-- Prompt --
Copy out every line exactly as given.
___ Exercise materials ___
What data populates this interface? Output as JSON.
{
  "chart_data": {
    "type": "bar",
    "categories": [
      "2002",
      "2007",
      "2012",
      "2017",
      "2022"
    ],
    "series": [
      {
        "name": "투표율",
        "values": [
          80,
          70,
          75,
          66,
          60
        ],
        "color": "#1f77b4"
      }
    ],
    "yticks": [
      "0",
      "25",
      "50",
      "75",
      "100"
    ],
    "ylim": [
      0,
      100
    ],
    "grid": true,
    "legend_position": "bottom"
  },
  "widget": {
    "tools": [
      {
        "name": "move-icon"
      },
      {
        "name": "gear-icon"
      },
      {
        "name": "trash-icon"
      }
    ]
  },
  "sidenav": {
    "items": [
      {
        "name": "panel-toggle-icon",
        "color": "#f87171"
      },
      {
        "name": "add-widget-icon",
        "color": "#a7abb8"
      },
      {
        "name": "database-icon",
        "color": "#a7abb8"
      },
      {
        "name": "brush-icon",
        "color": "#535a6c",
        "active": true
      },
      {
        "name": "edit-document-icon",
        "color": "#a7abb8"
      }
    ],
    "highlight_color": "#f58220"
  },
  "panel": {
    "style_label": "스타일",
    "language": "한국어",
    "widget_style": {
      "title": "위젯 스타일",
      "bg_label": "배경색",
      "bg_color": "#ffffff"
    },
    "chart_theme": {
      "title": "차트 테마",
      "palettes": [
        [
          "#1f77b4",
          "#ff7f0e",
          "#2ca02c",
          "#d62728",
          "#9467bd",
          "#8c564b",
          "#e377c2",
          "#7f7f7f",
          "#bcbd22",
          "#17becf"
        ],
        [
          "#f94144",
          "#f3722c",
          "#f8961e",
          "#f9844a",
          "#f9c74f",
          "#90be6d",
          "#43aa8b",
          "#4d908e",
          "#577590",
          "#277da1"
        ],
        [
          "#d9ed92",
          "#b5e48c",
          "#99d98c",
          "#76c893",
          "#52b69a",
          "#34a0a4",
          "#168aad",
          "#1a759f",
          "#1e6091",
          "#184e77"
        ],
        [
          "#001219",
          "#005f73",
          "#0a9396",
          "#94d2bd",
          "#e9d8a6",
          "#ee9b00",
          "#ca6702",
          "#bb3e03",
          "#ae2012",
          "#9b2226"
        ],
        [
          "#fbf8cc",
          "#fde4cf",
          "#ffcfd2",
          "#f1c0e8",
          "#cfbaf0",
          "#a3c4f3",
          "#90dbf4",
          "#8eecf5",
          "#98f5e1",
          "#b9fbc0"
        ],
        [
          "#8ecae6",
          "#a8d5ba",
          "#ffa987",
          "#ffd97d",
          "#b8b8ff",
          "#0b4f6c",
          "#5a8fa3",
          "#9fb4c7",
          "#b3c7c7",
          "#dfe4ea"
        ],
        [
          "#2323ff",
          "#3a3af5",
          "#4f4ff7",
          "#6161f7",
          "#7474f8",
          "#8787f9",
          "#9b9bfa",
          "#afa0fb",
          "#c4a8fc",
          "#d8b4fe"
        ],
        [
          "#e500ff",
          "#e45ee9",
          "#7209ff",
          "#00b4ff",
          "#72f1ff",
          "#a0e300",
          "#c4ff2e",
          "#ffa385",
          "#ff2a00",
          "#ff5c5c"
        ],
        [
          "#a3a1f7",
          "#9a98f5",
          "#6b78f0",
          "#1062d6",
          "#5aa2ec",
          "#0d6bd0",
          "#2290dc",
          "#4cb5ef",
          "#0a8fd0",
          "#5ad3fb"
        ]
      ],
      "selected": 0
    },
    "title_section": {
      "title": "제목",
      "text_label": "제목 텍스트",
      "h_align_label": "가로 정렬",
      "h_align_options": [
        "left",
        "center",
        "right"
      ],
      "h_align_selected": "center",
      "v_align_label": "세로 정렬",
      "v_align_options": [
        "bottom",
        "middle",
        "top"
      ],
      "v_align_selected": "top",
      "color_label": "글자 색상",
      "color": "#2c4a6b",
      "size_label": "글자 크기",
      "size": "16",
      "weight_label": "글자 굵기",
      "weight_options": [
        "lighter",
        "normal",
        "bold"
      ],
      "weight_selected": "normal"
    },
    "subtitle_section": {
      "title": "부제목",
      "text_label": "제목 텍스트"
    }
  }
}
___
-- Written answer --
What data populates this interface? Output as JSON.
{
  "chart_data": {
    "type": "bar",
    "categories": [
      "2002",
      "2007",
      "2012",
      "2017",
      "2022"
    ],
    "series": [
      {
        "name": "투표율",
        "values": [
          80,
          70,
          75,
          66,
          60
        ],
        "color": "#1f77b4"
      }
    ],
    "yticks": [
      "0",
      "25",
      "50",
      "75",
      "100"
    ],
    "ylim": [
      0,
      100
    ],
    "grid": true,
    "legend_position": "bottom"
  },
  "widget": {
    "tools": [
      {
        "name": "move-icon"
      },
      {
        "name": "gear-icon"
      },
      {
        "name": "trash-icon"
      }
    ]
  },
  "sidenav": {
    "items": [
      {
        "name": "panel-toggle-icon",
        "color": "#f87171"
      },
      {
        "name": "add-widget-icon",
        "color": "#a7abb8"
      },
      {
        "name": "database-icon",
        "color": "#a7abb8"
      },
      {
        "name": "brush-icon",
        "color": "#535a6c",
        "active": true
      },
      {
        "name": "edit-document-icon",
        "color": "#a7abb8"
      }
    ],
    "highlight_color": "#f58220"
  },
  "panel": {
    "style_label": "스타일",
    "language": "한국어",
    "widget_style": {
      "title": "위젯 스타일",
      "bg_label": "배경색",
      "bg_color": "#ffffff"
    },
    "chart_theme": {
      "title": "차트 테마",
      "palettes": [
        [
          "#1f77b4",
          "#ff7f0e",
          "#2ca02c",
          "#d62728",
          "#9467bd",
          "#8c564b",
          "#e377c2",
          "#7f7f7f",
          "#bcbd22",
          "#17becf"
        ],
        [
          "#f94144",
          "#f3722c",
          "#f8961e",
          "#f9844a",
          "#f9c74f",
          "#90be6d",
          "#43aa8b",
          "#4d908e",
          "#577590",
          "#277da1"
        ],
        [
          "#d9ed92",
          "#b5e48c",
          "#99d98c",
          "#76c893",
          "#52b69a",
          "#34a0a4",
          "#168aad",
          "#1a759f",
          "#1e6091",
          "#184e77"
        ],
        [
          "#001219",
          "#005f73",
          "#0a9396",
          "#94d2bd",
          "#e9d8a6",
          "#ee9b00",
          "#ca6702",
          "#bb3e03",
          "#ae2012",
          "#9b2226"
        ],
        [
          "#fbf8cc",
          "#fde4cf",
          "#ffcfd2",
          "#f1c0e8",
          "#cfbaf0",
          "#a3c4f3",
          "#90dbf4",
          "#8eecf5",
          "#98f5e1",
          "#b9fbc0"
        ],
        [
          "#8ecae6",
          "#a8d5ba",
          "#ffa987",
          "#ffd97d",
          "#b8b8ff",
          "#0b4f6c",
          "#5a8fa3",
          "#9fb4c7",
          "#b3c7c7",
          "#dfe4ea"
        ],
        [
          "#2323ff",
          "#3a3af5",
          "#4f4ff7",
          "#6161f7",
          "#7474f8",
          "#8787f9",
          "#9b9bfa",
          "#afa0fb",
          "#c4a8fc",
          "#d8b4fe"
        ],
        [
          "#e500ff",
          "#e45ee9",
          "#7209ff",
          "#00b4ff",
          "#72f1ff",
          "#a0e300",
          "#c4ff2e",
          "#ffa385",
          "#ff2a00",
          "#ff5c5c"
        ],
        [
          "#a3a1f7",
          "#9a98f5",
          "#6b78f0",
          "#1062d6",
          "#5aa2ec",
          "#0d6bd0",
          "#2290dc",
          "#4cb5ef",
          "#0a8fd0",
          "#5ad3fb"
        ]
      ],
      "selected": 0
    },
    "title_section": {
      "title": "제목",
      "text_label": "제목 텍스트",
      "h_align_label": "가로 정렬",
      "h_align_options": [
        "left",
        "center",
        "right"
      ],
      "h_align_selected": "center",
      "v_align_label": "세로 정렬",
      "v_align_options": [
        "bottom",
        "middle",
        "top"
      ],
      "v_align_selected": "top",
      "color_label": "글자 색상",
      "color": "#2c4a6b",
      "size_label": "글자 크기",
      "size": "16",
      "weight_label": "글자 굵기",
      "weight_options": [
        "lighter",
        "normal",
        "bold"
      ],
      "weight_selected": "normal"
    },
    "subtitle_section": {
      "title": "부제목",
      "text_label": "제목 텍스트"
    }
  }
}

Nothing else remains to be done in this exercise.